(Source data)
## Start

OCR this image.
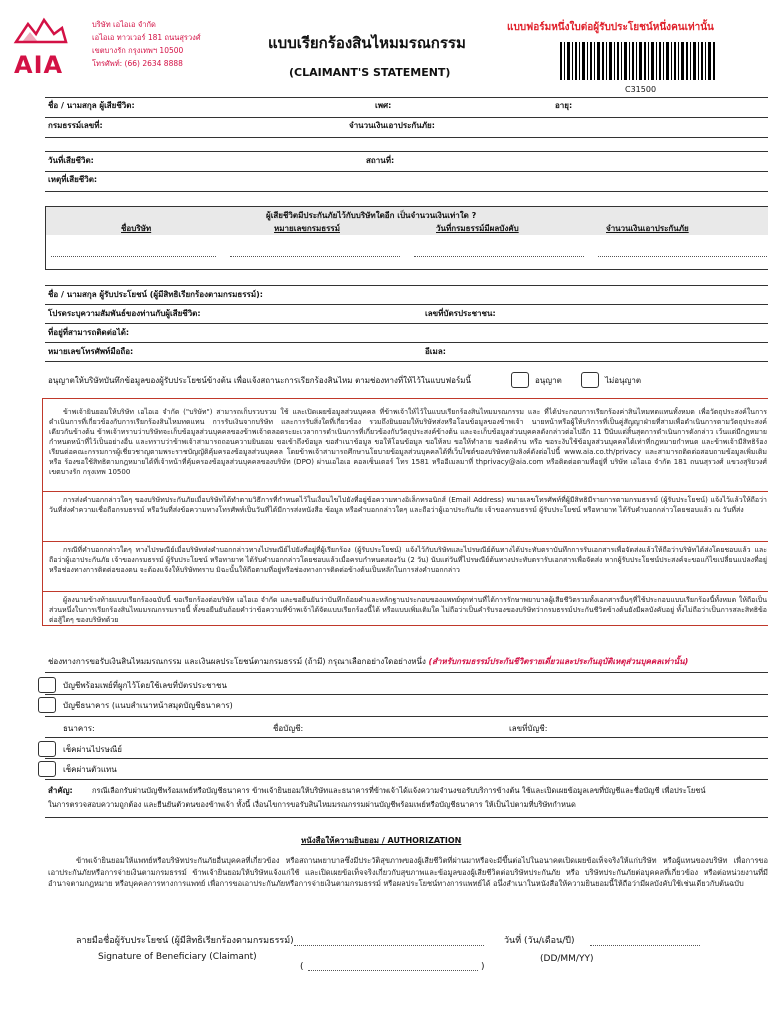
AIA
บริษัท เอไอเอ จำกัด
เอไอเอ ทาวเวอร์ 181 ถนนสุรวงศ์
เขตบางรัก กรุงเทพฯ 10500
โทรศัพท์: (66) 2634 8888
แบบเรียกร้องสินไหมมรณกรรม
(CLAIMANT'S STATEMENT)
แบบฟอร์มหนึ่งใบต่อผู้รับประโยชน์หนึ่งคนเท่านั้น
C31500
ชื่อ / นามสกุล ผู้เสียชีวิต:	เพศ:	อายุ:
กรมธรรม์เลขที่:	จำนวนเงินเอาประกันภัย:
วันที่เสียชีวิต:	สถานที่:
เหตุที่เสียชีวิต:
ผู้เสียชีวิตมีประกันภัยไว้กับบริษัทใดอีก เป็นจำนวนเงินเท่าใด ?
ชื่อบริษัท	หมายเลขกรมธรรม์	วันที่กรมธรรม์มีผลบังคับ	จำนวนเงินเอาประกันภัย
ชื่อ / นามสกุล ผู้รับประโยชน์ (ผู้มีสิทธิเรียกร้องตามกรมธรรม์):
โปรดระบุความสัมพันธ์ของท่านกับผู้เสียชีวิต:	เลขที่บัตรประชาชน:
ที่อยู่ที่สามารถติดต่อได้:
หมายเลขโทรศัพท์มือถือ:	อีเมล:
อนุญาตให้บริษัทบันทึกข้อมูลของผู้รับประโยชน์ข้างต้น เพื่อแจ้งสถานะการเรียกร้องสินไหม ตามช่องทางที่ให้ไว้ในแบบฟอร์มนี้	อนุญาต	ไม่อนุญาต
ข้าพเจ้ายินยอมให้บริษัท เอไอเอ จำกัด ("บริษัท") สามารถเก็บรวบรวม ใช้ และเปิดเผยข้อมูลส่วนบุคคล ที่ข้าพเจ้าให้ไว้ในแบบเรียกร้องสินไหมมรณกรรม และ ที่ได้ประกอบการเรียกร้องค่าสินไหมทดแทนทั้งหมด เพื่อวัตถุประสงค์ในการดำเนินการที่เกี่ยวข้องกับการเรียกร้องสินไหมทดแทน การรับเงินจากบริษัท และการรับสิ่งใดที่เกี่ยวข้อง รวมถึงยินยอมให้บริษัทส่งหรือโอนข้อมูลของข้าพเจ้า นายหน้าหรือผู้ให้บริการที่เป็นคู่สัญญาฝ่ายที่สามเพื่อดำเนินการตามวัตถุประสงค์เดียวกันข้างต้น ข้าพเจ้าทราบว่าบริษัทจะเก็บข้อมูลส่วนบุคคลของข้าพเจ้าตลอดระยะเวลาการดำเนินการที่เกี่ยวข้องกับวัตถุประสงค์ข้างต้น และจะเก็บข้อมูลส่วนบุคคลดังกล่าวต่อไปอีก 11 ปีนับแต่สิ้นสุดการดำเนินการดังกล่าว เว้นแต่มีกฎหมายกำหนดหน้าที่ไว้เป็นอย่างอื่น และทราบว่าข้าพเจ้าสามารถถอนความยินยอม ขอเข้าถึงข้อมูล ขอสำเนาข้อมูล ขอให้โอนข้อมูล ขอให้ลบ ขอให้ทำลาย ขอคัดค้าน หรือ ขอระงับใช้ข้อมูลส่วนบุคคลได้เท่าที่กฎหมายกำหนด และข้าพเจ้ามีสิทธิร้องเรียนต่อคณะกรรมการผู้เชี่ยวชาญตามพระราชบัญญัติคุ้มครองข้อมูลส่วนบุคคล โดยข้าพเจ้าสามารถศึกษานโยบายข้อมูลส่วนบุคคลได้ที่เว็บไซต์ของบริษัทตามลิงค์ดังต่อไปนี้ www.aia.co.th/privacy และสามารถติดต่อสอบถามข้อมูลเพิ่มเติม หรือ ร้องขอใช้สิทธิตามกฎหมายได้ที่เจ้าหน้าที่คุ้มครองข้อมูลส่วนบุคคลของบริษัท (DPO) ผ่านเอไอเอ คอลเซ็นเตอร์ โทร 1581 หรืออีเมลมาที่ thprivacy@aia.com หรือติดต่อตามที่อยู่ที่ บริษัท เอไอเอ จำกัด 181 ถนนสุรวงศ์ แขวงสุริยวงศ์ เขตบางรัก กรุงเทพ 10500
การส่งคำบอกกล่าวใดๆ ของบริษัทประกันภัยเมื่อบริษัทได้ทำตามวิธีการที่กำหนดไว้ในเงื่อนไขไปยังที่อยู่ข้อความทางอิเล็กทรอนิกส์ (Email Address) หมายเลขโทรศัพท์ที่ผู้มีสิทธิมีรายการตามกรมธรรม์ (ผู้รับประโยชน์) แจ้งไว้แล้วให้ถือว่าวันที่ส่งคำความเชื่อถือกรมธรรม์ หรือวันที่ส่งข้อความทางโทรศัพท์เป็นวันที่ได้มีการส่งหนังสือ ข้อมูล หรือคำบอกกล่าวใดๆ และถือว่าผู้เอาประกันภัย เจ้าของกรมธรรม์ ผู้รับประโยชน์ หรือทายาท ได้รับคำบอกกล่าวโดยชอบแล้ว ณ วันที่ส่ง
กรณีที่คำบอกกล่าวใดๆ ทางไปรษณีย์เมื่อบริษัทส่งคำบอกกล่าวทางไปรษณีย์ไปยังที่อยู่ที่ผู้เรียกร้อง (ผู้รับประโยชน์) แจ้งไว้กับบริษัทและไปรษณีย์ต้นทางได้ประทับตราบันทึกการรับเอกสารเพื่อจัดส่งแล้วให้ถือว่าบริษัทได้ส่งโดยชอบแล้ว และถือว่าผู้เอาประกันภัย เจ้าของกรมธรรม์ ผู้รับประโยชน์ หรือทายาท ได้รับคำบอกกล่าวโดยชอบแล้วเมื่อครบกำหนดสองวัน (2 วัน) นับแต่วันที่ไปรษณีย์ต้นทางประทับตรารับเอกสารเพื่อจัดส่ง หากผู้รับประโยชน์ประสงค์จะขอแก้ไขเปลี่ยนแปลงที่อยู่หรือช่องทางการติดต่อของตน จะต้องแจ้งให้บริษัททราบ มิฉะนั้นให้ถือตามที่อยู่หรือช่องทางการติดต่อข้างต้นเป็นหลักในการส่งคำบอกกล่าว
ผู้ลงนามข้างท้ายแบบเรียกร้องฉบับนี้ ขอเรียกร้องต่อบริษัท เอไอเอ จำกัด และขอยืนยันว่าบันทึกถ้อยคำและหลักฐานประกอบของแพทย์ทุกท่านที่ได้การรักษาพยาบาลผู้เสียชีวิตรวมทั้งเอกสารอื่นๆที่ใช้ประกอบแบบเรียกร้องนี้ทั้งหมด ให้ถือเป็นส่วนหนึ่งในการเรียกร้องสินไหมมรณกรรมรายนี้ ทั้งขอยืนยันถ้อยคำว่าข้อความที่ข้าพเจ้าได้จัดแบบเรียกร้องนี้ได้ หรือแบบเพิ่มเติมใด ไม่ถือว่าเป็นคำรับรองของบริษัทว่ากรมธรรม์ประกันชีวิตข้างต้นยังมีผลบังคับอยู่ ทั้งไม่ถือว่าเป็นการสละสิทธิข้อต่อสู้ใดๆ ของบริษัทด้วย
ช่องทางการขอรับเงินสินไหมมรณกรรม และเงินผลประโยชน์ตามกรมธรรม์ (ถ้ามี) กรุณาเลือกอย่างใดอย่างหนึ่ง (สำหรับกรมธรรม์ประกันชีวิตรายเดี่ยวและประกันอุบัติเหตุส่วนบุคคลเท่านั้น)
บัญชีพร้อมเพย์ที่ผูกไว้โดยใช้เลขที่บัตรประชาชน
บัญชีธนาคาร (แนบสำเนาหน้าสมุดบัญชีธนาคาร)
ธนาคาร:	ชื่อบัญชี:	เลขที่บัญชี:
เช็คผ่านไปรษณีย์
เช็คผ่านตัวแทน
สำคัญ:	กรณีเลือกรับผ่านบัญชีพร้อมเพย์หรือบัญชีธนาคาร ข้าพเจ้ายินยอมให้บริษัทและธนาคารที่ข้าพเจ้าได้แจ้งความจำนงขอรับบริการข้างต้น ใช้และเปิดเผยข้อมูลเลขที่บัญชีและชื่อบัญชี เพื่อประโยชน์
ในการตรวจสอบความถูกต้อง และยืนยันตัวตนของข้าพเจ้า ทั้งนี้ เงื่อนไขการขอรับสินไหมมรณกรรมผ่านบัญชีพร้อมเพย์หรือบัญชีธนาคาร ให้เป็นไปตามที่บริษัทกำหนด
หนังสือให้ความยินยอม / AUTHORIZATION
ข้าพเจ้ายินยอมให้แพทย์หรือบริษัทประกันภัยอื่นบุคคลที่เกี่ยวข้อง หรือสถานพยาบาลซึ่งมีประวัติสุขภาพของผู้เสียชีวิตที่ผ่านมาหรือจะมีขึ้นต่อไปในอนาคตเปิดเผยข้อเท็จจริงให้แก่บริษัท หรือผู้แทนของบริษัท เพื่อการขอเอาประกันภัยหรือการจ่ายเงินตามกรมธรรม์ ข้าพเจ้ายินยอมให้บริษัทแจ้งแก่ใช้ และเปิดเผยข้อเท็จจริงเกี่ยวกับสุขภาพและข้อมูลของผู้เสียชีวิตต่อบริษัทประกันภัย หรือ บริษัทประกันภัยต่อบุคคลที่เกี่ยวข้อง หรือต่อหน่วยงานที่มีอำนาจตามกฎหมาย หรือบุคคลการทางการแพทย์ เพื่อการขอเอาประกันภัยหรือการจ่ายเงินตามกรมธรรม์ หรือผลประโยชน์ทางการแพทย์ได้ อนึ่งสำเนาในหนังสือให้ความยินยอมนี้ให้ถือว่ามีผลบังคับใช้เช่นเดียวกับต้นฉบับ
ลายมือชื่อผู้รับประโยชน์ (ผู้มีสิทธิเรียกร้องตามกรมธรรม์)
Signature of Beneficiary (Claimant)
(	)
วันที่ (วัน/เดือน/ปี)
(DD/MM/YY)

## End
## Start

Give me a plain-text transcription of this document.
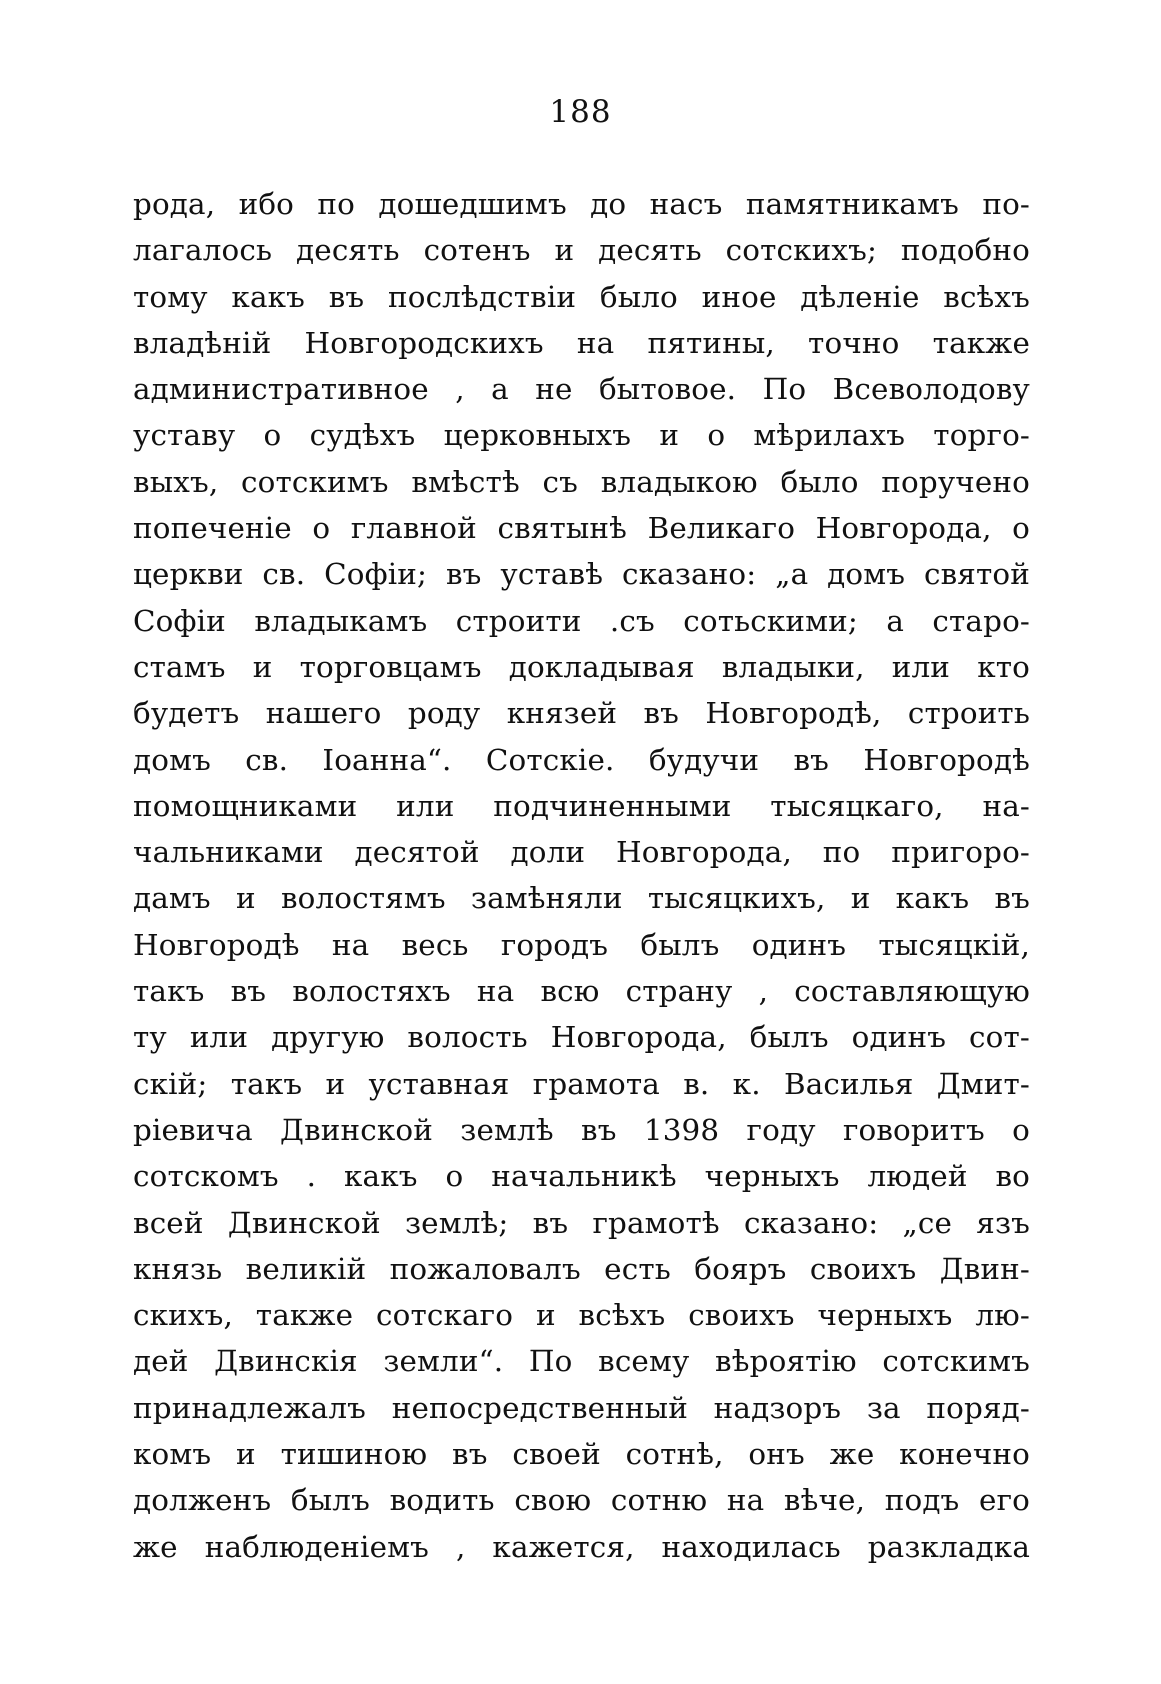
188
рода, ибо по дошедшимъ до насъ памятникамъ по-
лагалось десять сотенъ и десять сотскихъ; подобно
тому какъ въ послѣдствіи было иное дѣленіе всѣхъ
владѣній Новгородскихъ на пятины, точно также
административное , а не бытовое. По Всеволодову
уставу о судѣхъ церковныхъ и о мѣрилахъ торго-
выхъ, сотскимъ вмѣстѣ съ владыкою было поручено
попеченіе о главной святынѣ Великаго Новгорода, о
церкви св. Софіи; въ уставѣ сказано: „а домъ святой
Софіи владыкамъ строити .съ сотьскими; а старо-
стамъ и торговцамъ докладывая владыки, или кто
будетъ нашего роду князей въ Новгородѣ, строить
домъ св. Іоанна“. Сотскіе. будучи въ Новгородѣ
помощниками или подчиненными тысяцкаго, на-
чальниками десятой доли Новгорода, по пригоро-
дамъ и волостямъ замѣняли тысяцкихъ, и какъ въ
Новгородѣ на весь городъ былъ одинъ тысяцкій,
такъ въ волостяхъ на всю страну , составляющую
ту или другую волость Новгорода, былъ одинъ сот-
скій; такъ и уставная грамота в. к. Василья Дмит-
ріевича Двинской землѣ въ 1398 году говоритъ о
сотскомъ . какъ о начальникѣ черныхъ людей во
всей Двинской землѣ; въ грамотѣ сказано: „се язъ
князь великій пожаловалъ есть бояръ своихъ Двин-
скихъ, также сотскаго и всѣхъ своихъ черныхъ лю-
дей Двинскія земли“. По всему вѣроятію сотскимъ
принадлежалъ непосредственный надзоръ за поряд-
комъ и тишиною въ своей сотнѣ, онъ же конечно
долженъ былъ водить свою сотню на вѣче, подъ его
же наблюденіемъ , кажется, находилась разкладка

## End
## Start

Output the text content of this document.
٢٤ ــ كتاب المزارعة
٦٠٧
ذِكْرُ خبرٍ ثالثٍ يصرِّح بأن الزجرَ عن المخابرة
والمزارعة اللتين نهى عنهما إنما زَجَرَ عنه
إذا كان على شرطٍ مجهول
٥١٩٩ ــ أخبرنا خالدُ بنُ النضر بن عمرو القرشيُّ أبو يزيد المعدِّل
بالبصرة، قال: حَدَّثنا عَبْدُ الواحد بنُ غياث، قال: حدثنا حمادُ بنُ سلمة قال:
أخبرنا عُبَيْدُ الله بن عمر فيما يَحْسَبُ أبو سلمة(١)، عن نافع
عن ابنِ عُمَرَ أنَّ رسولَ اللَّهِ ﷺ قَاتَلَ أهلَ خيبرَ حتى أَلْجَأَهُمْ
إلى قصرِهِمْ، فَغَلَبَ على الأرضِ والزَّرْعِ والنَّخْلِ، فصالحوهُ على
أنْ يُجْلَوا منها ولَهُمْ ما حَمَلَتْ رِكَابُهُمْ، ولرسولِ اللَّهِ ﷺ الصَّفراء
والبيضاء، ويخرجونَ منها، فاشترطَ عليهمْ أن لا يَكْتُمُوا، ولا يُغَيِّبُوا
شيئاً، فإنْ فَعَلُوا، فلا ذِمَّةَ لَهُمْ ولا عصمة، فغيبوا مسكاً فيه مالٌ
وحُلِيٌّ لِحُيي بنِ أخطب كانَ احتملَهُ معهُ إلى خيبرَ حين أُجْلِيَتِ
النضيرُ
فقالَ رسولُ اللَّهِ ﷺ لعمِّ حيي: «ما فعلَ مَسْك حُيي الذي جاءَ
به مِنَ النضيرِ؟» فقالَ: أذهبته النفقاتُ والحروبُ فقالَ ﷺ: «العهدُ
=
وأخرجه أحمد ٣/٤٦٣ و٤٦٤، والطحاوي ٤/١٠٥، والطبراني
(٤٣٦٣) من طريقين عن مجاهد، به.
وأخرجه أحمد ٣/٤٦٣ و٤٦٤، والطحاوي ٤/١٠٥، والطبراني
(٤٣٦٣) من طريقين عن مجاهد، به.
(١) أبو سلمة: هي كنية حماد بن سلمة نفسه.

## End

**Task prompt**
Only a number is wanted here: how many lines in the data above include the string "Двинской"?

**Worked answer**
2